--- begin Data extract ---
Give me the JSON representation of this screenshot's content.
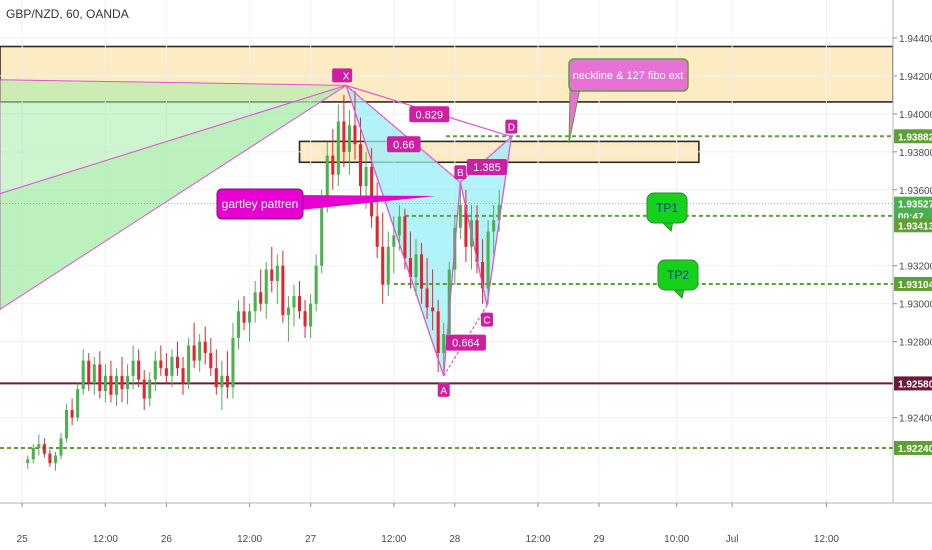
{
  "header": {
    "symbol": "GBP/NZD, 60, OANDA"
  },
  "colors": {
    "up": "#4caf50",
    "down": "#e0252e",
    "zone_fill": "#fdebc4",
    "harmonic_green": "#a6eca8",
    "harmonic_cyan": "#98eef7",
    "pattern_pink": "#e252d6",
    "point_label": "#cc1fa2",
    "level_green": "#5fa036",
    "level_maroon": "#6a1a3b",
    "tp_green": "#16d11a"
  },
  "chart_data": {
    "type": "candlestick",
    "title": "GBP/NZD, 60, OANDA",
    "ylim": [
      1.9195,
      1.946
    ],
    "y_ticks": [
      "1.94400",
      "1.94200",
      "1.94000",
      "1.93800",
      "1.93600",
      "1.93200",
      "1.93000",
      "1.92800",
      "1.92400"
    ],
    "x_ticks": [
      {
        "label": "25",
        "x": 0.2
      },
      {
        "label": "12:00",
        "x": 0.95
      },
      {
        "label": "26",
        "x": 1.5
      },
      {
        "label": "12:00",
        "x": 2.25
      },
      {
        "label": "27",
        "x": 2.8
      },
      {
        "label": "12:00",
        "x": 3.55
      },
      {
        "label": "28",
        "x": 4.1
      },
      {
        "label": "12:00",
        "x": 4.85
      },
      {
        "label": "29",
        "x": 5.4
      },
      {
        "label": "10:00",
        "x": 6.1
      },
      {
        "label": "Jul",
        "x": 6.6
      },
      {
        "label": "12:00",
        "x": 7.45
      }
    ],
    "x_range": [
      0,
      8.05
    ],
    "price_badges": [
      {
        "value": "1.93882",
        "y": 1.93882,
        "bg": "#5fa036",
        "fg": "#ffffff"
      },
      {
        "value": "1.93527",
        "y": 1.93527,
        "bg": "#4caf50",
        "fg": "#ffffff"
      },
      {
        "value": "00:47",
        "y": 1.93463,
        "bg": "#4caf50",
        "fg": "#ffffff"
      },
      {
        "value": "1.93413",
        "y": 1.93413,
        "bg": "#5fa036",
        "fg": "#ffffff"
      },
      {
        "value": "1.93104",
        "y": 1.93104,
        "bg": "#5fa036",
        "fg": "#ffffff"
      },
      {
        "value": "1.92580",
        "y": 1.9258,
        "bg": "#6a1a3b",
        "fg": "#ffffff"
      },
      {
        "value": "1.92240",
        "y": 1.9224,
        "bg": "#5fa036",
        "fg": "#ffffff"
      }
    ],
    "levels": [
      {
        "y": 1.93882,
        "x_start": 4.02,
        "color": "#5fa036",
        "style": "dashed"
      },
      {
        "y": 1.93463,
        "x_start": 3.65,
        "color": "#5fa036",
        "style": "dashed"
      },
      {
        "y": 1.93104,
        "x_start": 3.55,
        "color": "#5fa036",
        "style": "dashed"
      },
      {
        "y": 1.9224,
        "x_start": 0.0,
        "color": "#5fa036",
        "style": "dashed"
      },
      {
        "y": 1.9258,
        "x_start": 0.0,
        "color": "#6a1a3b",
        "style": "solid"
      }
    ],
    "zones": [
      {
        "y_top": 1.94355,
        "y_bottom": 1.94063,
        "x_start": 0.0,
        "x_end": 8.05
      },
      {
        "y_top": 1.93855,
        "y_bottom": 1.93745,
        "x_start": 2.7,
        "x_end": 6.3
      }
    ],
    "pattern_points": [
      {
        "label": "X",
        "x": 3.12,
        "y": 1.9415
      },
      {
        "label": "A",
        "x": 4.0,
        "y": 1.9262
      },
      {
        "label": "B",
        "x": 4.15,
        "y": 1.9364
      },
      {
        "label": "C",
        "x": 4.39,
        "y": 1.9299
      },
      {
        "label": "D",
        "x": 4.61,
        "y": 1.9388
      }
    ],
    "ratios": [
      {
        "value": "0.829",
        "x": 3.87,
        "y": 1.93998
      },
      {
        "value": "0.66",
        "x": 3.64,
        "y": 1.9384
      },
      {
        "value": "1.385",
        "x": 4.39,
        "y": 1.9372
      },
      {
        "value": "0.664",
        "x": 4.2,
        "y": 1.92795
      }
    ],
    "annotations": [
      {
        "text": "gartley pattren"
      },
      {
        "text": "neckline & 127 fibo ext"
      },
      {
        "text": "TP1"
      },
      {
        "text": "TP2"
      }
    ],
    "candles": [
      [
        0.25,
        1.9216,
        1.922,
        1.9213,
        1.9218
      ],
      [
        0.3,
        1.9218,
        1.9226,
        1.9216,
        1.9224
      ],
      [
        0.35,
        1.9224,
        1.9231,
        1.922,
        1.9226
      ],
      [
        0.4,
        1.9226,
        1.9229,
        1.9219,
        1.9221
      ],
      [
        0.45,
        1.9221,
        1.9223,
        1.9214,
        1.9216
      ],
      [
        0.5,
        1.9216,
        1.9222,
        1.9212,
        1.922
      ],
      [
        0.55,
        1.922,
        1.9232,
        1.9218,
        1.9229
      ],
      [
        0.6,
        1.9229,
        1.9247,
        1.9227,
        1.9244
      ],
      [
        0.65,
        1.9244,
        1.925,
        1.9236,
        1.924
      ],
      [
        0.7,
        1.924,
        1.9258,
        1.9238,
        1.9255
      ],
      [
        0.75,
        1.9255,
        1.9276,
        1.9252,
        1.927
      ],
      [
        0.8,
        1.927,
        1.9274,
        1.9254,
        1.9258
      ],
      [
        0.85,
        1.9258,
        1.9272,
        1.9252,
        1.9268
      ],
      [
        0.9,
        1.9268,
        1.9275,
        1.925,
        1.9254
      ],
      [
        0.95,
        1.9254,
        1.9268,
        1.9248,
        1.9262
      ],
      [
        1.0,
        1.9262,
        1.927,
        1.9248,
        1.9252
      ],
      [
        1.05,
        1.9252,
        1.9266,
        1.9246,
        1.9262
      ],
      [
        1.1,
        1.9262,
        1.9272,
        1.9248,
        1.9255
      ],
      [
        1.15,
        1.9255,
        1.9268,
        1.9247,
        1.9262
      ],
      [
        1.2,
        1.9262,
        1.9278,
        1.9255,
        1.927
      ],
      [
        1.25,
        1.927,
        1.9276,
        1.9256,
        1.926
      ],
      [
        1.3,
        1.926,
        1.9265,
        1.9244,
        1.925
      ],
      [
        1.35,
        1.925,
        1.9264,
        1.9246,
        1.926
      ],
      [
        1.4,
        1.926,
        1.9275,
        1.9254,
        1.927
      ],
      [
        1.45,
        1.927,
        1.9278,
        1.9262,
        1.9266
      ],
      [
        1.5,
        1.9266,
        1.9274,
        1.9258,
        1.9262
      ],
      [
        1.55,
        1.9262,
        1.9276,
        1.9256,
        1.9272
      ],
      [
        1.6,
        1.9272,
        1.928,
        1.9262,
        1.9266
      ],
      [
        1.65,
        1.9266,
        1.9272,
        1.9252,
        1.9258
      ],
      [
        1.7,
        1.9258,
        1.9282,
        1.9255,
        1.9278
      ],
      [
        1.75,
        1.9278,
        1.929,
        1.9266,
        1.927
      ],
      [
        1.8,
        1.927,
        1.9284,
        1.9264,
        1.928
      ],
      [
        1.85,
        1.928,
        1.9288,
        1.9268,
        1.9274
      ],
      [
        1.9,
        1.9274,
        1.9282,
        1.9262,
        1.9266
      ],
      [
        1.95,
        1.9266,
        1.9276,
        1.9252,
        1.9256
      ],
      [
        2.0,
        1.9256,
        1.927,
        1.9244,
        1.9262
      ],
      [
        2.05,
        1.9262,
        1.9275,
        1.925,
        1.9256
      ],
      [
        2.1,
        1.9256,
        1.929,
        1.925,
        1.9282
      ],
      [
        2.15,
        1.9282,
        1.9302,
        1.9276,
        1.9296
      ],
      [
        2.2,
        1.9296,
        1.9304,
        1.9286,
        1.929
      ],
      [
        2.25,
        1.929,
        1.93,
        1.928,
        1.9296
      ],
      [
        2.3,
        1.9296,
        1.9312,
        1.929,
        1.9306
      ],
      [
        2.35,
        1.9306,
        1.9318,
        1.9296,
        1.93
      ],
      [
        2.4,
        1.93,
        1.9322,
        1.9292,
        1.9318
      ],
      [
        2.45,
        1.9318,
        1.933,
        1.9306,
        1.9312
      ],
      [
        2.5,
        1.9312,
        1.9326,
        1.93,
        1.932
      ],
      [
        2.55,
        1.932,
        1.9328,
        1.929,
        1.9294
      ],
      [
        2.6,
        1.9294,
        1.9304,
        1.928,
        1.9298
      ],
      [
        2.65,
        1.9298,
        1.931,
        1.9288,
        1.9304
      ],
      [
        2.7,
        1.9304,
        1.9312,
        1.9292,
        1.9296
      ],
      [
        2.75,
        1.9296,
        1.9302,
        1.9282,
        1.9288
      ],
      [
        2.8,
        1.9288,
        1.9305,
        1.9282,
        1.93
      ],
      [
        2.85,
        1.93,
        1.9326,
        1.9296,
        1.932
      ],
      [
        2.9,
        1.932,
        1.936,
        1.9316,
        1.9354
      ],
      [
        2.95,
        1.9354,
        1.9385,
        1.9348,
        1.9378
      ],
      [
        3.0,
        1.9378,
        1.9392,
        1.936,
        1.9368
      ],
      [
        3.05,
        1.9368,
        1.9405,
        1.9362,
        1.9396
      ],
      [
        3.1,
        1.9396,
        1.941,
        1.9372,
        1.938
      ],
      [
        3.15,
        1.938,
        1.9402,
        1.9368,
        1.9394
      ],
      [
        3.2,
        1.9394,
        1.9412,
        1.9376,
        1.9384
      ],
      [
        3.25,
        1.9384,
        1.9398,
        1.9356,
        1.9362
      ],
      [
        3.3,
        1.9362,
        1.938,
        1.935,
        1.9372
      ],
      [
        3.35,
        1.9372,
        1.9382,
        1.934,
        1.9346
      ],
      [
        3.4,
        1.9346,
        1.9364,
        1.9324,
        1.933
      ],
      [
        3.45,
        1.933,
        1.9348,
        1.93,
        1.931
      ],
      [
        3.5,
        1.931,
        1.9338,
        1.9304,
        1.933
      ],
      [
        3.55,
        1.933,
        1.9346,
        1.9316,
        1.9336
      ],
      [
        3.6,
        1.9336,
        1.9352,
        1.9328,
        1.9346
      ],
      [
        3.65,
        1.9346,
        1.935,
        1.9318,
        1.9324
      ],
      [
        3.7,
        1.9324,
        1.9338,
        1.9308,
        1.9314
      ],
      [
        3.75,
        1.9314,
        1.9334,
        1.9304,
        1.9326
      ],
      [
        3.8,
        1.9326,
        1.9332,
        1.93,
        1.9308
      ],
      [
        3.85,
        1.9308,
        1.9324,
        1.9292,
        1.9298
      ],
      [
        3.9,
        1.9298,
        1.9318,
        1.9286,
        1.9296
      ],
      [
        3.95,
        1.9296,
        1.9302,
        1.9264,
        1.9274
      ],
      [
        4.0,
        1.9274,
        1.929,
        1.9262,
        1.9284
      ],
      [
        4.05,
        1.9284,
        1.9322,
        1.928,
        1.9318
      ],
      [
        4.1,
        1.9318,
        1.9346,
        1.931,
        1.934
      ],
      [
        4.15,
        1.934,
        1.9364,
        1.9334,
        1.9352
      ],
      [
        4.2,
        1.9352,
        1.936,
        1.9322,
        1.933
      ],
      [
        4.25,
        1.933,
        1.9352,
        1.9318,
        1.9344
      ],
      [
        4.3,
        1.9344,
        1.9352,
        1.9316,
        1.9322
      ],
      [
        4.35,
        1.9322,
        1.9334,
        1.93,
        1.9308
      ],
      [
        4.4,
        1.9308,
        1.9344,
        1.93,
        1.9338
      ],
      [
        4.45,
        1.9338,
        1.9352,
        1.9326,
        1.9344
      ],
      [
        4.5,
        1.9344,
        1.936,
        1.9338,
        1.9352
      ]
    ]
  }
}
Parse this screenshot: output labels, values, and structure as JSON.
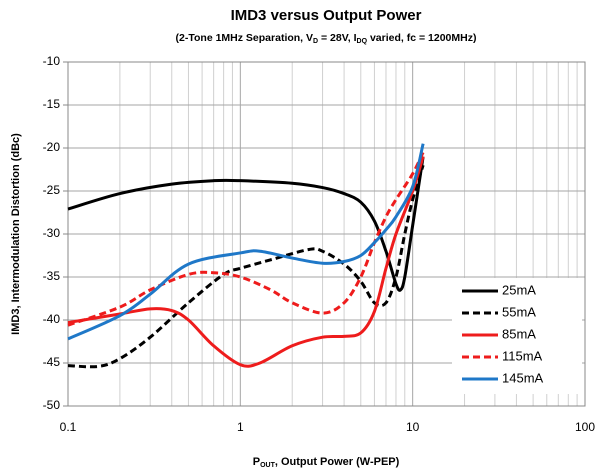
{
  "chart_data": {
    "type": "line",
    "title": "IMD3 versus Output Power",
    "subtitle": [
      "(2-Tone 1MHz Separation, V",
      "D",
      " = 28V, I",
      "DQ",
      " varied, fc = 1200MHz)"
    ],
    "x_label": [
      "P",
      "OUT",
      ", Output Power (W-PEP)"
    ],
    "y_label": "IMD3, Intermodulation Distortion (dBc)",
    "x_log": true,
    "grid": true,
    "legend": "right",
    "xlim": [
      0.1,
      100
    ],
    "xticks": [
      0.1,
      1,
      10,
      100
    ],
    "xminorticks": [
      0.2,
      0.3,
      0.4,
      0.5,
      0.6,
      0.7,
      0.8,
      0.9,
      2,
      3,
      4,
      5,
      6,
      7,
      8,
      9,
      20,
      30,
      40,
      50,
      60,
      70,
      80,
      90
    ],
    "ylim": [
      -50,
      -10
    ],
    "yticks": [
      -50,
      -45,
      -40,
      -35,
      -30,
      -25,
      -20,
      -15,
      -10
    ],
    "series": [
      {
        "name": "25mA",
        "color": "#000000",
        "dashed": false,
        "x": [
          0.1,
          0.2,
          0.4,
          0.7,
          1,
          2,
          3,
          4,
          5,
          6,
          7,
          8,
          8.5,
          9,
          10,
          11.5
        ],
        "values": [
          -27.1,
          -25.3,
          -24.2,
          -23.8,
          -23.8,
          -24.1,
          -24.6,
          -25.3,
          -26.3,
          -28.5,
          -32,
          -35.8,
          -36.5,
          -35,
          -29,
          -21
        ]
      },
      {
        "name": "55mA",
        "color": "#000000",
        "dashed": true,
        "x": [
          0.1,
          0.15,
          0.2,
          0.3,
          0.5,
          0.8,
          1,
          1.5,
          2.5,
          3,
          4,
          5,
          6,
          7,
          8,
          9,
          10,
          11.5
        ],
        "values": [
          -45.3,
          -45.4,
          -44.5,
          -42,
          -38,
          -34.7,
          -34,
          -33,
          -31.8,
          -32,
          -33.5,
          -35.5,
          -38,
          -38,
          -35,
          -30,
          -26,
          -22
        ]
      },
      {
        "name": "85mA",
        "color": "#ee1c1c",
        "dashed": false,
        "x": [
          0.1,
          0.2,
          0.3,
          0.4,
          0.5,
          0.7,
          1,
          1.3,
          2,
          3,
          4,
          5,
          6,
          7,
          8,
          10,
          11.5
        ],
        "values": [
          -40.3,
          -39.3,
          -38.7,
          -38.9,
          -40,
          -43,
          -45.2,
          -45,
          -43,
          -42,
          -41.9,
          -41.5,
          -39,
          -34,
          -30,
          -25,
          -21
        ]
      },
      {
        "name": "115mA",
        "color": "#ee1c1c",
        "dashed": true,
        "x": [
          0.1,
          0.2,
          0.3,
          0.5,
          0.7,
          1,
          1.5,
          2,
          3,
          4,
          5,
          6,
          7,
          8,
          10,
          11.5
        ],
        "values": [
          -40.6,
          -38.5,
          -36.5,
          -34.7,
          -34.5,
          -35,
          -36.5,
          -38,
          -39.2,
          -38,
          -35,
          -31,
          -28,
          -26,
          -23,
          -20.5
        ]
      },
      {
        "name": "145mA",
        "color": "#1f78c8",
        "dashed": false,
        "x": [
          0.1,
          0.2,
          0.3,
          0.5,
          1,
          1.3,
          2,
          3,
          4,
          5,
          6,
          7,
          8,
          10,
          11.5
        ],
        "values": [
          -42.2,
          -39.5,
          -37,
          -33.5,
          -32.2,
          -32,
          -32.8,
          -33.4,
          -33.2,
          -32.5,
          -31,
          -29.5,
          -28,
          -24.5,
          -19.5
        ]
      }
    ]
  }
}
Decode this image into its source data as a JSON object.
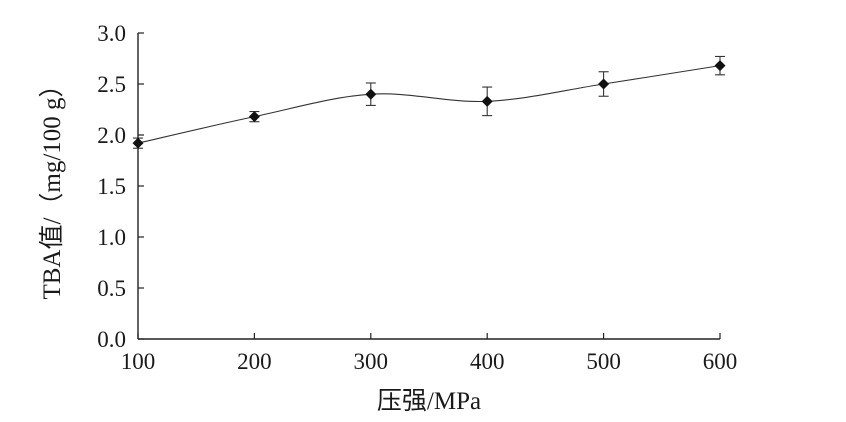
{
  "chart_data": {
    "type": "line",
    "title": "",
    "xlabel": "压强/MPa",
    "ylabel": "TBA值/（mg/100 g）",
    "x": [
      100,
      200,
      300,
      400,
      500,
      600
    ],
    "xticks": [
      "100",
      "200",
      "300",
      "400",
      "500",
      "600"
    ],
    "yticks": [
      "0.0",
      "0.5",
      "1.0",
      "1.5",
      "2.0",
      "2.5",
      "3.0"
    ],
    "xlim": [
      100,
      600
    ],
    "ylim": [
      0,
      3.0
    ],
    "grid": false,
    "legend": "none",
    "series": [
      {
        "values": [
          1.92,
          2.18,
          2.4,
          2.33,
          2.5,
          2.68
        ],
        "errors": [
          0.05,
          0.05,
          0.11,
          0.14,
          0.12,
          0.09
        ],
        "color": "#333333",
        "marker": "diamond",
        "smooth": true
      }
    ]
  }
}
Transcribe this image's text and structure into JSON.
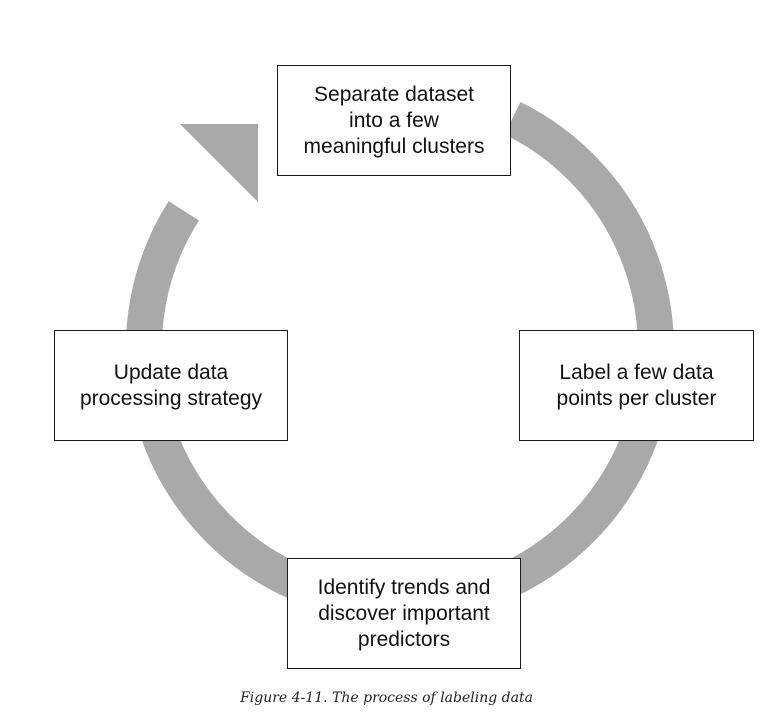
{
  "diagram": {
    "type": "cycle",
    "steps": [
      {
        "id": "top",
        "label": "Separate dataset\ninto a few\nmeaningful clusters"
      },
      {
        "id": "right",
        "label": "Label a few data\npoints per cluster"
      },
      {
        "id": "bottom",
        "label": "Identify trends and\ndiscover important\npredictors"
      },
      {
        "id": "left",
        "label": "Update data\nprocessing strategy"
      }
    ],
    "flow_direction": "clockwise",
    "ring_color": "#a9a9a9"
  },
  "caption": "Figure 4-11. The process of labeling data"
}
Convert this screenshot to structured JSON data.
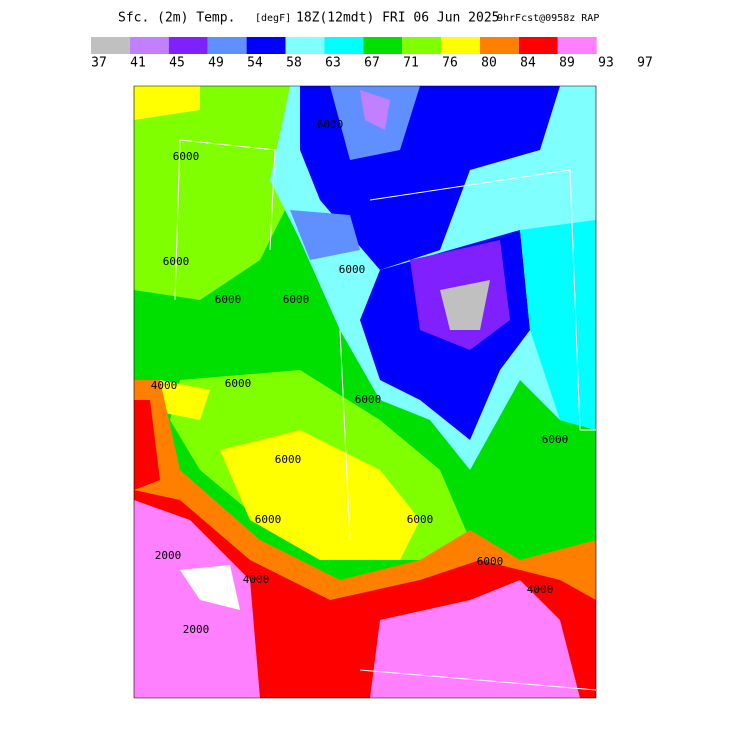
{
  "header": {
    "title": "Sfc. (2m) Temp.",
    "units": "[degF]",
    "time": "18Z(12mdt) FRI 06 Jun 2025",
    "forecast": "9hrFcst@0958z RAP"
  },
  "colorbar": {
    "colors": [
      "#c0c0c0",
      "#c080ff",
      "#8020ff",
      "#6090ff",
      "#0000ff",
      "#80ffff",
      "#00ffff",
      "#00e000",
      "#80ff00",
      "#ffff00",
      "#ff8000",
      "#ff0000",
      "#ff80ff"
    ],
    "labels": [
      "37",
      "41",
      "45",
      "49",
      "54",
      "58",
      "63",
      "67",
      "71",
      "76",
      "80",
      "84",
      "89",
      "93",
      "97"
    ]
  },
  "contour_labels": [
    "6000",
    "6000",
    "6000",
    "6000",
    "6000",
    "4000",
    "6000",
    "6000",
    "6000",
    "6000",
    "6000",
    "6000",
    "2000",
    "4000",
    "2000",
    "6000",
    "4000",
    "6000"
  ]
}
--- end Data extract ---
Scan the material line by line and report each one that contains "type".

    "type": "candlestick",
    "type": "line",
    "type": "line",
    "type": "cycle",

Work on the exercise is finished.